* [What the task requires]: How many lines in these records hold the string "screenshot"? Reply with the number alone.

(Rows from a dataset)
┌──

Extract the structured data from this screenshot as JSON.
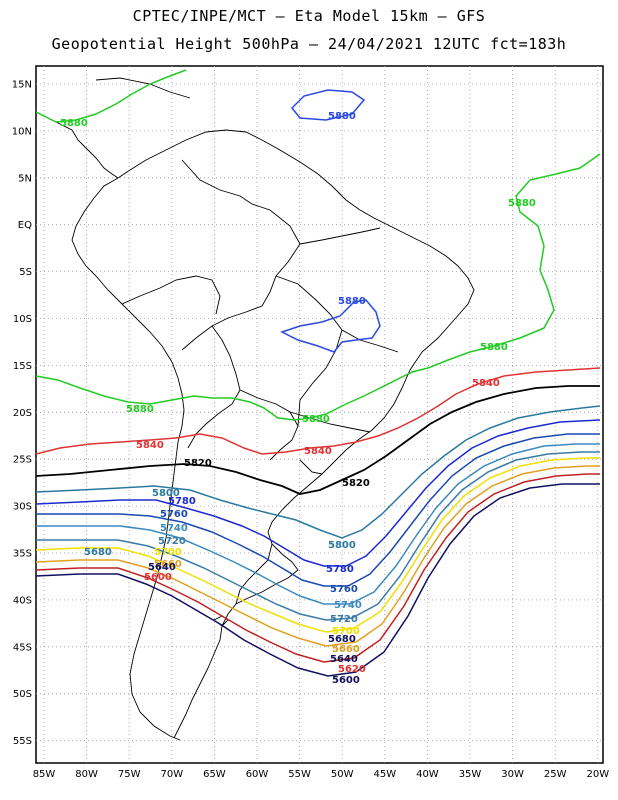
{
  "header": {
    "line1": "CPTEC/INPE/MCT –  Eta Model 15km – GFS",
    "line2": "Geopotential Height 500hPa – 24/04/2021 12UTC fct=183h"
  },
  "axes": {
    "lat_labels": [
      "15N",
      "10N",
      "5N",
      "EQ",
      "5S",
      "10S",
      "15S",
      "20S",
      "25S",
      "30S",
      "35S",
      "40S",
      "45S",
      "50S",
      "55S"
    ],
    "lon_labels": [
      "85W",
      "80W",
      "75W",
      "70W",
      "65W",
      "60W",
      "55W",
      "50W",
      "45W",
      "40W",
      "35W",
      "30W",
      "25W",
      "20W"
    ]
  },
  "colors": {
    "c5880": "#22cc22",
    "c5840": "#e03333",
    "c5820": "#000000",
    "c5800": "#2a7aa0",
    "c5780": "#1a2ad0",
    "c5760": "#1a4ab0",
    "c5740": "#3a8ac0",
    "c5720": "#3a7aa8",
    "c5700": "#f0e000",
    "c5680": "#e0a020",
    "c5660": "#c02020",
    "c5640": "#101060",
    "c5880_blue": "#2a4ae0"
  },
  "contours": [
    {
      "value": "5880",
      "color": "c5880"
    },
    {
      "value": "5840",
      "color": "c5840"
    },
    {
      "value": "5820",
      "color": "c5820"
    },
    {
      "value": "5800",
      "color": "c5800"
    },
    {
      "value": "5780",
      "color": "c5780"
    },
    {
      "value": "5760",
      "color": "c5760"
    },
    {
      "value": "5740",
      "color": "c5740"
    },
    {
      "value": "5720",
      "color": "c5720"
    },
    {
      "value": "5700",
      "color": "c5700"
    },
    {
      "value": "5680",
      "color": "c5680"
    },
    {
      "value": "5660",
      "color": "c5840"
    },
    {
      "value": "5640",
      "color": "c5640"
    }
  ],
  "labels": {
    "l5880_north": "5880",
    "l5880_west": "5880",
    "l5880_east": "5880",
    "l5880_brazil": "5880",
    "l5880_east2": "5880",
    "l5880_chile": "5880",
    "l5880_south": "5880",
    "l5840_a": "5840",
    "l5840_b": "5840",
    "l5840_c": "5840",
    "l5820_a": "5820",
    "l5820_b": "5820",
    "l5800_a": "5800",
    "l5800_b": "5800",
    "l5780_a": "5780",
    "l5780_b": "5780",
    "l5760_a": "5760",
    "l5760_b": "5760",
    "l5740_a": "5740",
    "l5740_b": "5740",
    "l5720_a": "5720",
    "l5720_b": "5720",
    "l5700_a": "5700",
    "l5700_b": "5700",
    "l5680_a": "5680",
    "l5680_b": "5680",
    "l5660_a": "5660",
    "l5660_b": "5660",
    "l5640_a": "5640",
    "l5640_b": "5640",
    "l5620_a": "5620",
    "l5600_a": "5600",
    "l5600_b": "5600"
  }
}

└──
┌──

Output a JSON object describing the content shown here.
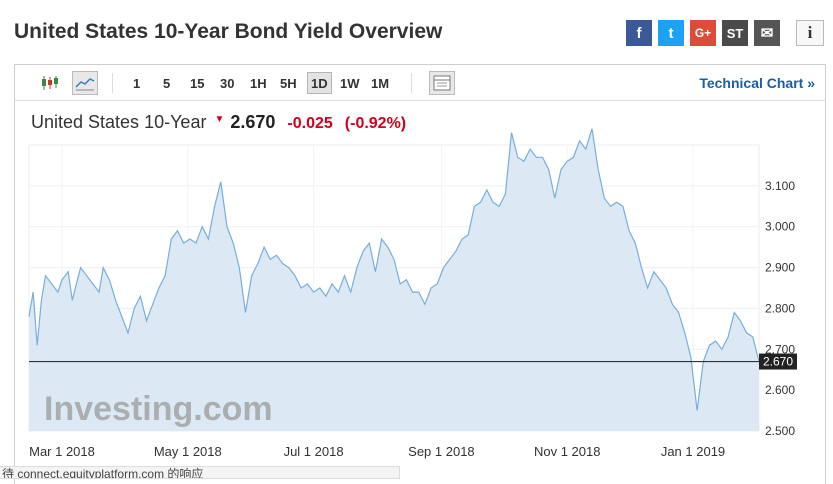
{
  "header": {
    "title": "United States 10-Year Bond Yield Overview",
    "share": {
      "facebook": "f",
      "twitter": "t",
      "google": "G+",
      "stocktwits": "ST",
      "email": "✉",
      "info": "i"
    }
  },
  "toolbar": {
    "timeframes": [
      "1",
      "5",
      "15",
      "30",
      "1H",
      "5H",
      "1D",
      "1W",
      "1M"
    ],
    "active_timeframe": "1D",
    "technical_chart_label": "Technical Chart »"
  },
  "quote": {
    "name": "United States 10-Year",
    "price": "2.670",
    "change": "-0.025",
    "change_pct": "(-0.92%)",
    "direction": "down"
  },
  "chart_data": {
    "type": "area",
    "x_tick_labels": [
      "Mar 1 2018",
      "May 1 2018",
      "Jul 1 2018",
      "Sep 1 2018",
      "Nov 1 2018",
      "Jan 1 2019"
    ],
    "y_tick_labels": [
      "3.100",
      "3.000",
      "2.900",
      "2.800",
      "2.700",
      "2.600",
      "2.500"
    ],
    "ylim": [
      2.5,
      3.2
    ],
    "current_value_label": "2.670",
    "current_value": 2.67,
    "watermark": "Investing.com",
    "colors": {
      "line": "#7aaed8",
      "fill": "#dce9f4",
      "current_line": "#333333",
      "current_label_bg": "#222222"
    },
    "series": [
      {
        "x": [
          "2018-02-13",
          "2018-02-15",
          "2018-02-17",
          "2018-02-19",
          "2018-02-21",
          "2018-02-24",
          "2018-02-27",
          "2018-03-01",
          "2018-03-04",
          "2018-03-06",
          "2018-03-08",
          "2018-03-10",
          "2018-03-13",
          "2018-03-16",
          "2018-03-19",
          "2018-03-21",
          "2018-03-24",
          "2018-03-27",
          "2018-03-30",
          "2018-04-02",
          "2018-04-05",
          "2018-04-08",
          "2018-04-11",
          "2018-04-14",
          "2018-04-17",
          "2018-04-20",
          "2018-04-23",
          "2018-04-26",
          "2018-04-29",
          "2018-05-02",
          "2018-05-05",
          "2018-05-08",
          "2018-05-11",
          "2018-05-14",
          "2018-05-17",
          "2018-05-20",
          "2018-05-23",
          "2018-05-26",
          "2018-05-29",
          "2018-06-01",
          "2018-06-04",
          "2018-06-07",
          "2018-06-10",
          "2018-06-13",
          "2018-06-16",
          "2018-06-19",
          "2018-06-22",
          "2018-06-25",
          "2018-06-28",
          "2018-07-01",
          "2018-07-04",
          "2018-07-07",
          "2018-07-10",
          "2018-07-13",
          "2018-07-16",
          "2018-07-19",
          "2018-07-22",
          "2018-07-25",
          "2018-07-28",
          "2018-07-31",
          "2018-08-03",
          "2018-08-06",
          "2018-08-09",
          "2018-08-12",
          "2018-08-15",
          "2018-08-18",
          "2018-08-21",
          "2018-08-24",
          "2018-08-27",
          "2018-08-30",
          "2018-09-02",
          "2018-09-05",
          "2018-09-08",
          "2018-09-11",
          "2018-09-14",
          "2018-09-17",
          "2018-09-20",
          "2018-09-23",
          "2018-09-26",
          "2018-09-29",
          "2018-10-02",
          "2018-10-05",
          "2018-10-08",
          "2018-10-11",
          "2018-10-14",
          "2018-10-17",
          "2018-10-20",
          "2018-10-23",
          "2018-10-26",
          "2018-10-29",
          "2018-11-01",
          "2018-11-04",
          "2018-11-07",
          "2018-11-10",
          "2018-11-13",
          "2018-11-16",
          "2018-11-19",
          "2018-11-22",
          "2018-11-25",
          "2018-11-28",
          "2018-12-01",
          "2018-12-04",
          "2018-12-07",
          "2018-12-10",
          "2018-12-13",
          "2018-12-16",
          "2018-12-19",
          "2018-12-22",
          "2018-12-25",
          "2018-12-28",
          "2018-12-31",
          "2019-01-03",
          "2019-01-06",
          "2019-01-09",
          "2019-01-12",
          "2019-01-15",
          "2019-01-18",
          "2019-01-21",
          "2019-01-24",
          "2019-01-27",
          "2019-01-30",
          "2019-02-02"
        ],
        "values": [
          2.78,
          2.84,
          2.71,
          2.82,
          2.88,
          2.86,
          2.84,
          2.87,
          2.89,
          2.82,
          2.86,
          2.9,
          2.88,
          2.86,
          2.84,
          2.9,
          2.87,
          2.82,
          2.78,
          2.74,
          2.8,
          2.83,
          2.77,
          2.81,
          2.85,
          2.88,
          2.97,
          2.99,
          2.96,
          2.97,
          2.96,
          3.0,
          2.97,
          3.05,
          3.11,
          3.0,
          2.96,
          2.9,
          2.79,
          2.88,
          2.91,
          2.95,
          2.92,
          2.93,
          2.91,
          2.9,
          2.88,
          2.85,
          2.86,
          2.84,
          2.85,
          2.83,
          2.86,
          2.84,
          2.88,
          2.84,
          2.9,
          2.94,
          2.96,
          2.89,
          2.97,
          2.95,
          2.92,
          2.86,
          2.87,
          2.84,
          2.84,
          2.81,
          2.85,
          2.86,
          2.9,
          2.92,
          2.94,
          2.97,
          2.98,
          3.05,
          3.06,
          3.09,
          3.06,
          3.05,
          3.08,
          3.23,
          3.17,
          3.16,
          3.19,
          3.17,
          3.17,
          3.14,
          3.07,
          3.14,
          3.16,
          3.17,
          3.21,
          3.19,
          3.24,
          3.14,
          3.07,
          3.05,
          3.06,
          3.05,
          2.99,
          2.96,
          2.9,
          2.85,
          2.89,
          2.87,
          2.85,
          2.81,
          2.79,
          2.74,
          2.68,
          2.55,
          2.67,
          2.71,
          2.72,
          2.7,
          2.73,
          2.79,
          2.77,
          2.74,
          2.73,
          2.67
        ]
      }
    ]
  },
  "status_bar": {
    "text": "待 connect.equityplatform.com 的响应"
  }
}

└──
┌──

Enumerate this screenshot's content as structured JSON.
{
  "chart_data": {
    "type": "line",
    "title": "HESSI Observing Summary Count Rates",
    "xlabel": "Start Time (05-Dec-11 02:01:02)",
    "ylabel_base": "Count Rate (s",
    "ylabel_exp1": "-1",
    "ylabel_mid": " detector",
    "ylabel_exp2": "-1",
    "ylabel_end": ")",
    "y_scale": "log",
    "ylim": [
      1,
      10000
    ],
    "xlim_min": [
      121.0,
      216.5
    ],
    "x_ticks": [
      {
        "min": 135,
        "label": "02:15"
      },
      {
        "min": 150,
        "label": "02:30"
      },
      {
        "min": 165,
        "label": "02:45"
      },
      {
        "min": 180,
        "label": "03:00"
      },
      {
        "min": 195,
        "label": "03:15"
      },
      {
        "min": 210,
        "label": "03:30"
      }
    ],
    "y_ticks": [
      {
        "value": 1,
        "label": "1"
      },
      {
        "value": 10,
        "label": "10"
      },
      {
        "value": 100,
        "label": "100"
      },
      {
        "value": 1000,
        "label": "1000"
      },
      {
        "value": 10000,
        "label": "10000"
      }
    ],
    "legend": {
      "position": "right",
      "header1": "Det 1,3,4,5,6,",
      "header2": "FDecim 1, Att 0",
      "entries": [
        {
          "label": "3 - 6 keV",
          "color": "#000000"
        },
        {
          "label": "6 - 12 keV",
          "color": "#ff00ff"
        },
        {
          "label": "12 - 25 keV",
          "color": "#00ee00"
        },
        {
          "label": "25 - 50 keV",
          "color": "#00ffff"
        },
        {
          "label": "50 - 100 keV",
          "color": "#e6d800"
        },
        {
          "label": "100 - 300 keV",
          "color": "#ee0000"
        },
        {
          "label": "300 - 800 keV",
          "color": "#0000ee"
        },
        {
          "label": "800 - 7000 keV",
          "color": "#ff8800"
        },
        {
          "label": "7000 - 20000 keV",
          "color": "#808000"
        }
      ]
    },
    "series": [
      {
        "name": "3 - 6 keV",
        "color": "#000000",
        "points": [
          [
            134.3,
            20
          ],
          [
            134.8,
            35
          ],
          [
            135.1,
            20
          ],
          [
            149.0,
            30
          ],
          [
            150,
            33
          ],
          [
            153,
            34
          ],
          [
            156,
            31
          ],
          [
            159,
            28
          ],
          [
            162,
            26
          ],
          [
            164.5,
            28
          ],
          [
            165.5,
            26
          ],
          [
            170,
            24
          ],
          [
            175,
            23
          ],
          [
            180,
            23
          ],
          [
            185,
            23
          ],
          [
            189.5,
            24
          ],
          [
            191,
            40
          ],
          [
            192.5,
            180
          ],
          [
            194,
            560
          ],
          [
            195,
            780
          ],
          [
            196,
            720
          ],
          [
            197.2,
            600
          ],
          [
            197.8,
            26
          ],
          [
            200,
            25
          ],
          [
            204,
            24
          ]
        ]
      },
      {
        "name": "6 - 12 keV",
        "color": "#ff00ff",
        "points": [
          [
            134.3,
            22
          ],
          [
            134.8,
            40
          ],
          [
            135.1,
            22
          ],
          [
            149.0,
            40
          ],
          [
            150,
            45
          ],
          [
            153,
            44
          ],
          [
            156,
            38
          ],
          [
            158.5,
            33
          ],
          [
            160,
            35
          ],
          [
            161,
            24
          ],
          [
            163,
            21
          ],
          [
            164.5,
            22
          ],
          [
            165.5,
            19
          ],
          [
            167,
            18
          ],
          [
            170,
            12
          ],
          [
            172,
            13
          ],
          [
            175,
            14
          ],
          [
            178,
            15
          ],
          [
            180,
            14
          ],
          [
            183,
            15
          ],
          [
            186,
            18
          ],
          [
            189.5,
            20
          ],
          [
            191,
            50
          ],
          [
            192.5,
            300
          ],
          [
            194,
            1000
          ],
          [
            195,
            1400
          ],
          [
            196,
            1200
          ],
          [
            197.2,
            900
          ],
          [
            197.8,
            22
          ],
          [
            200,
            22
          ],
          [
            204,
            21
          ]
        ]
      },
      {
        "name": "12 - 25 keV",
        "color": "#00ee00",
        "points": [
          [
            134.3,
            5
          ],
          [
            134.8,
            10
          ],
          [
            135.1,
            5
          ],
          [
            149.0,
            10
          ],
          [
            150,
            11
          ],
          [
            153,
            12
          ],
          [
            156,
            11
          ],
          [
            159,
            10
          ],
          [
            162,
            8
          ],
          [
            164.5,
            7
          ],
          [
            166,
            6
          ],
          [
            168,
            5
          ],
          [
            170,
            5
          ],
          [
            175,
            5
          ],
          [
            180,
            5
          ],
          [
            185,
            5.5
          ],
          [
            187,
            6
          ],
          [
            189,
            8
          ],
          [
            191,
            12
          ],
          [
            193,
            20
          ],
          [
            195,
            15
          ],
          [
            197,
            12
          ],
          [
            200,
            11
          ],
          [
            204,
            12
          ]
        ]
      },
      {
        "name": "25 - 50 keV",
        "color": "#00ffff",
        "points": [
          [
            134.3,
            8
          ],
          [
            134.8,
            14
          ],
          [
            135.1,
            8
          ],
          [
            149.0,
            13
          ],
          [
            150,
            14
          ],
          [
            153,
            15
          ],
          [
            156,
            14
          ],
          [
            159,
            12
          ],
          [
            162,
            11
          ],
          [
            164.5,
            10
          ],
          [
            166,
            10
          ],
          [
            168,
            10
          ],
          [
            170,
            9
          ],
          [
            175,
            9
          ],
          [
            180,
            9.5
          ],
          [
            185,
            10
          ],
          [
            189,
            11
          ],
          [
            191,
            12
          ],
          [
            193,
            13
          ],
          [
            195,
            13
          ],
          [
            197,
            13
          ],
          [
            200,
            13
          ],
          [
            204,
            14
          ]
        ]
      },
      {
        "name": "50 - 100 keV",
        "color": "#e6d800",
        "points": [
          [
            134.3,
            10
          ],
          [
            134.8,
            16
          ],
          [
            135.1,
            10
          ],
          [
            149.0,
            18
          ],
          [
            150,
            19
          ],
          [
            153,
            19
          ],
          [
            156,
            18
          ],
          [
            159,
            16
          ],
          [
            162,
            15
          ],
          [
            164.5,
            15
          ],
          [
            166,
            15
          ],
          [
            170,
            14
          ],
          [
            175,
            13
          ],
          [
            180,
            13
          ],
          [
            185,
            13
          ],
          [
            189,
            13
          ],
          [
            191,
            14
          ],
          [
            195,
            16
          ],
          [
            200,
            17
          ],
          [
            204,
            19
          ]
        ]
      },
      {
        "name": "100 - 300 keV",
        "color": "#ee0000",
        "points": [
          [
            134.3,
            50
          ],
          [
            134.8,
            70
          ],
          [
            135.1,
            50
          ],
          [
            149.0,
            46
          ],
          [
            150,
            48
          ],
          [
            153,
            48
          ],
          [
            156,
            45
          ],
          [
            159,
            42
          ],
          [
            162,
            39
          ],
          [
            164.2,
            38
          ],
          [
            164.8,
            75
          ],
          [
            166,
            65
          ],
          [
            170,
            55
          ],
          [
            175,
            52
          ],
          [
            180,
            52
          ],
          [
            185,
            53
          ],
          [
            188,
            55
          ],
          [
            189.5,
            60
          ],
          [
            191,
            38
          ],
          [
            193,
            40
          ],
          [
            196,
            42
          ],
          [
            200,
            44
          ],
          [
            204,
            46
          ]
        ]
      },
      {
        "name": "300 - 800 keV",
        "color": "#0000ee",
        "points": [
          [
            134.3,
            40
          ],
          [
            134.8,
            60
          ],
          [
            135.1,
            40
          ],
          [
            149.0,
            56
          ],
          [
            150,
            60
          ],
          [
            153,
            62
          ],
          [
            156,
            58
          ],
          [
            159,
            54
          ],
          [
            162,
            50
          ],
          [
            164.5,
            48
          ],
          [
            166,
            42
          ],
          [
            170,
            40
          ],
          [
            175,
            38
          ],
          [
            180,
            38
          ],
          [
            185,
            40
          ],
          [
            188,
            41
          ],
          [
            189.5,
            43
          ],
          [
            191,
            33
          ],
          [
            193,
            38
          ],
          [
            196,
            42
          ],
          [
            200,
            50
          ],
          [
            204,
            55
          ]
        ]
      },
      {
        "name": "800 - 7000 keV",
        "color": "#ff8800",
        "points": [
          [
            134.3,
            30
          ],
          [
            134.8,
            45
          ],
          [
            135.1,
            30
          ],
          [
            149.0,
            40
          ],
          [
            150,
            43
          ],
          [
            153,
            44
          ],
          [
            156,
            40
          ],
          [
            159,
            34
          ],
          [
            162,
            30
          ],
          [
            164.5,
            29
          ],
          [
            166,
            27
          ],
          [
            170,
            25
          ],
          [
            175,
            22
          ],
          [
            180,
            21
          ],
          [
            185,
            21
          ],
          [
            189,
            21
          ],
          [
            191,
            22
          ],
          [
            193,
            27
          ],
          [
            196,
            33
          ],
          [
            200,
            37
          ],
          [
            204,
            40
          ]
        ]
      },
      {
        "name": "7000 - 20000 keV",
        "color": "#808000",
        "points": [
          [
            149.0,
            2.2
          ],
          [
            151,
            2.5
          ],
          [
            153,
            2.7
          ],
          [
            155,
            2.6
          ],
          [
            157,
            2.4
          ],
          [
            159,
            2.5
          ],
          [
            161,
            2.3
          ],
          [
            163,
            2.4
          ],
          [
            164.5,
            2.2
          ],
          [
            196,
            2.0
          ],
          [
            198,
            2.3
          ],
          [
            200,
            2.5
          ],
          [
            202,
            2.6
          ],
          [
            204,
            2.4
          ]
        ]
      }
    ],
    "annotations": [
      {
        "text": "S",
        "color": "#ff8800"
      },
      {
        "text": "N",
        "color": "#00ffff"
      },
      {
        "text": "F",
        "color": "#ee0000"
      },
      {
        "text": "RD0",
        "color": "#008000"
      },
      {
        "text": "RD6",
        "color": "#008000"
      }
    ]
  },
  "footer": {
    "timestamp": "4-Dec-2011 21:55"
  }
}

└──

* [Answer to the task]: 2